* [What the task asks] Reproduce every one of the rows below verbatim, leaving out the pictures.

Element and region data:
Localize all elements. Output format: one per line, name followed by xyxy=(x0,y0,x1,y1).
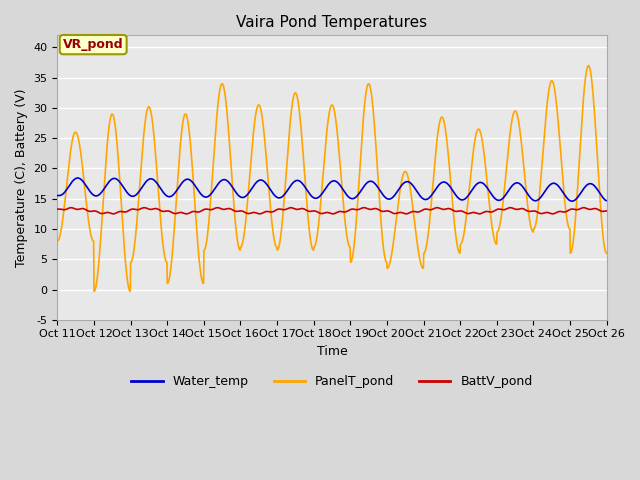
Water_temp xyxy=(603,198,611,204)
Water_temp xyxy=(163,193,170,199)
PanelT_pond xyxy=(538,166,545,171)
Water_temp xyxy=(237,194,245,200)
BattV_pond xyxy=(418,208,426,214)
PanelT_pond xyxy=(418,263,426,269)
BattV_pond xyxy=(538,211,546,216)
PanelT_pond xyxy=(603,250,611,256)
Water_temp xyxy=(74,175,81,181)
Water_temp xyxy=(538,193,545,199)
X-axis label: Time: Time xyxy=(317,345,348,358)
Line: PanelT_pond: PanelT_pond xyxy=(58,66,607,291)
Water_temp xyxy=(418,194,426,200)
Line: BattV_pond: BattV_pond xyxy=(58,208,607,214)
BattV_pond xyxy=(433,205,441,211)
Title: Vaira Pond Temperatures: Vaira Pond Temperatures xyxy=(236,15,428,30)
BattV_pond xyxy=(603,208,611,214)
PanelT_pond xyxy=(163,259,170,265)
PanelT_pond xyxy=(176,147,184,153)
Water_temp xyxy=(568,198,575,204)
BattV_pond xyxy=(490,208,497,214)
Y-axis label: Temperature (C), Battery (V): Temperature (C), Battery (V) xyxy=(15,88,28,267)
BattV_pond xyxy=(163,208,170,214)
PanelT_pond xyxy=(237,244,245,250)
Text: VR_pond: VR_pond xyxy=(63,38,124,51)
PanelT_pond xyxy=(490,231,497,237)
Water_temp xyxy=(54,192,61,198)
Water_temp xyxy=(490,194,497,200)
Line: Water_temp: Water_temp xyxy=(58,178,607,201)
PanelT_pond xyxy=(584,63,592,69)
PanelT_pond xyxy=(90,288,98,294)
BattV_pond xyxy=(329,211,337,217)
BattV_pond xyxy=(237,208,245,214)
BattV_pond xyxy=(54,206,61,212)
BattV_pond xyxy=(176,210,184,216)
Legend: Water_temp, PanelT_pond, BattV_pond: Water_temp, PanelT_pond, BattV_pond xyxy=(126,370,538,393)
PanelT_pond xyxy=(54,238,61,244)
Water_temp xyxy=(176,183,184,189)
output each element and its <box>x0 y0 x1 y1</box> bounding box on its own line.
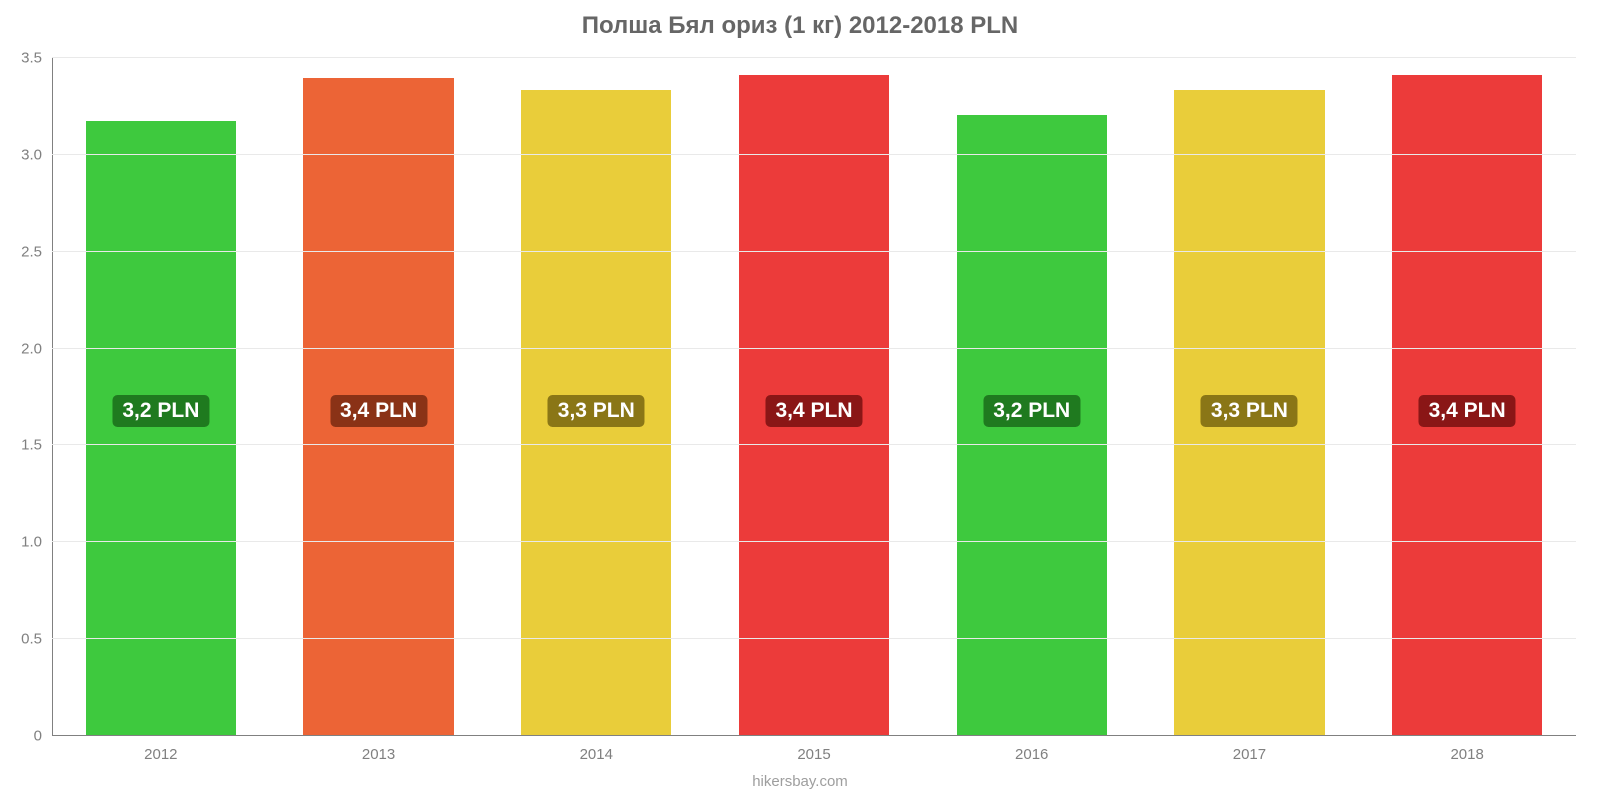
bar-value-label: 3,3 PLN <box>548 395 645 427</box>
price-bar-chart: Полша Бял ориз (1 кг) 2012-2018 PLN 3,2 … <box>0 0 1600 800</box>
bar-value-label: 3,4 PLN <box>330 395 427 427</box>
x-tick-label: 2015 <box>797 736 830 763</box>
x-tick-label: 2016 <box>1015 736 1048 763</box>
grid-line <box>52 154 1576 155</box>
x-tick-label: 2017 <box>1233 736 1266 763</box>
x-tick-label: 2018 <box>1450 736 1483 763</box>
chart-footer: hikersbay.com <box>0 773 1600 790</box>
y-tick-label: 2.5 <box>21 243 52 260</box>
grid-line <box>52 348 1576 349</box>
x-tick-label: 2014 <box>580 736 613 763</box>
y-tick-label: 1.5 <box>21 437 52 454</box>
grid-line <box>52 57 1576 58</box>
grid-line <box>52 251 1576 252</box>
grid-line <box>52 444 1576 445</box>
plot-area: 3,2 PLN 3,4 PLN 3,3 PLN 3,4 PLN 3,2 PLN 3,3 P… <box>52 58 1576 736</box>
bar-value-label: 3,4 PLN <box>1419 395 1516 427</box>
x-tick-label: 2012 <box>144 736 177 763</box>
bar-value-label: 3,4 PLN <box>765 395 862 427</box>
y-axis-line <box>52 58 53 736</box>
y-tick-label: 2.0 <box>21 340 52 357</box>
y-tick-label: 0 <box>34 728 52 745</box>
y-tick-label: 3.5 <box>21 50 52 67</box>
grid-line <box>52 541 1576 542</box>
y-tick-label: 1.0 <box>21 534 52 551</box>
x-tick-label: 2013 <box>362 736 395 763</box>
y-tick-label: 0.5 <box>21 631 52 648</box>
bar-value-label: 3,2 PLN <box>983 395 1080 427</box>
bar-value-label: 3,2 PLN <box>112 395 209 427</box>
bar <box>85 120 237 736</box>
bar-value-label: 3,3 PLN <box>1201 395 1298 427</box>
y-tick-label: 3.0 <box>21 146 52 163</box>
chart-title: Полша Бял ориз (1 кг) 2012-2018 PLN <box>0 12 1600 40</box>
bars-layer: 3,2 PLN 3,4 PLN 3,3 PLN 3,4 PLN 3,2 PLN 3,3 P… <box>52 58 1576 736</box>
grid-line <box>52 638 1576 639</box>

* [Output below]
Localize all elements. Output format: one per line, name followed by xyxy=(x0,y0,x1,y1).
Water_temp xyxy=(603,198,611,204)
Water_temp xyxy=(163,193,170,199)
PanelT_pond xyxy=(538,166,545,171)
Water_temp xyxy=(237,194,245,200)
BattV_pond xyxy=(418,208,426,214)
PanelT_pond xyxy=(418,263,426,269)
BattV_pond xyxy=(538,211,546,216)
PanelT_pond xyxy=(603,250,611,256)
Water_temp xyxy=(74,175,81,181)
Water_temp xyxy=(538,193,545,199)
X-axis label: Time: Time xyxy=(317,345,348,358)
Line: PanelT_pond: PanelT_pond xyxy=(58,66,607,291)
Water_temp xyxy=(418,194,426,200)
Line: BattV_pond: BattV_pond xyxy=(58,208,607,214)
BattV_pond xyxy=(433,205,441,211)
Title: Vaira Pond Temperatures: Vaira Pond Temperatures xyxy=(236,15,428,30)
BattV_pond xyxy=(603,208,611,214)
PanelT_pond xyxy=(163,259,170,265)
PanelT_pond xyxy=(176,147,184,153)
Water_temp xyxy=(568,198,575,204)
BattV_pond xyxy=(490,208,497,214)
Y-axis label: Temperature (C), Battery (V): Temperature (C), Battery (V) xyxy=(15,88,28,267)
BattV_pond xyxy=(163,208,170,214)
PanelT_pond xyxy=(237,244,245,250)
Text: VR_pond: VR_pond xyxy=(63,38,124,51)
PanelT_pond xyxy=(490,231,497,237)
Water_temp xyxy=(54,192,61,198)
Water_temp xyxy=(490,194,497,200)
Line: Water_temp: Water_temp xyxy=(58,178,607,201)
PanelT_pond xyxy=(584,63,592,69)
PanelT_pond xyxy=(90,288,98,294)
BattV_pond xyxy=(329,211,337,217)
BattV_pond xyxy=(237,208,245,214)
BattV_pond xyxy=(54,206,61,212)
BattV_pond xyxy=(176,210,184,216)
Legend: Water_temp, PanelT_pond, BattV_pond: Water_temp, PanelT_pond, BattV_pond xyxy=(126,370,538,393)
PanelT_pond xyxy=(54,238,61,244)
Water_temp xyxy=(176,183,184,189)
output each element and its <box>x0 y0 x1 y1</box> bounding box on its own line.
bar-value-label: 3,3 PLN <box>548 395 645 427</box>
price-bar-chart: Полша Бял ориз (1 кг) 2012-2018 PLN 3,2 … <box>0 0 1600 800</box>
bar-value-label: 3,4 PLN <box>330 395 427 427</box>
x-tick-label: 2015 <box>797 736 830 763</box>
x-tick-label: 2016 <box>1015 736 1048 763</box>
grid-line <box>52 154 1576 155</box>
x-tick-label: 2017 <box>1233 736 1266 763</box>
x-tick-label: 2018 <box>1450 736 1483 763</box>
chart-footer: hikersbay.com <box>0 773 1600 790</box>
y-tick-label: 2.5 <box>21 243 52 260</box>
grid-line <box>52 348 1576 349</box>
x-tick-label: 2014 <box>580 736 613 763</box>
y-tick-label: 1.5 <box>21 437 52 454</box>
grid-line <box>52 57 1576 58</box>
grid-line <box>52 251 1576 252</box>
grid-line <box>52 444 1576 445</box>
plot-area: 3,2 PLN 3,4 PLN 3,3 PLN 3,4 PLN 3,2 PLN 3,3 P… <box>52 58 1576 736</box>
bar-value-label: 3,4 PLN <box>1419 395 1516 427</box>
x-tick-label: 2012 <box>144 736 177 763</box>
bar-value-label: 3,4 PLN <box>765 395 862 427</box>
y-axis-line <box>52 58 53 736</box>
y-tick-label: 2.0 <box>21 340 52 357</box>
y-tick-label: 0 <box>34 728 52 745</box>
y-tick-label: 3.5 <box>21 50 52 67</box>
grid-line <box>52 541 1576 542</box>
y-tick-label: 1.0 <box>21 534 52 551</box>
x-tick-label: 2013 <box>362 736 395 763</box>
y-tick-label: 0.5 <box>21 631 52 648</box>
bar-value-label: 3,2 PLN <box>983 395 1080 427</box>
bar-value-label: 3,2 PLN <box>112 395 209 427</box>
bar <box>85 120 237 736</box>
bar-value-label: 3,3 PLN <box>1201 395 1298 427</box>
y-tick-label: 3.0 <box>21 146 52 163</box>
chart-title: Полша Бял ориз (1 кг) 2012-2018 PLN <box>0 12 1600 40</box>
bars-layer: 3,2 PLN 3,4 PLN 3,3 PLN 3,4 PLN 3,2 PLN 3,3 P… <box>52 58 1576 736</box>
grid-line <box>52 638 1576 639</box>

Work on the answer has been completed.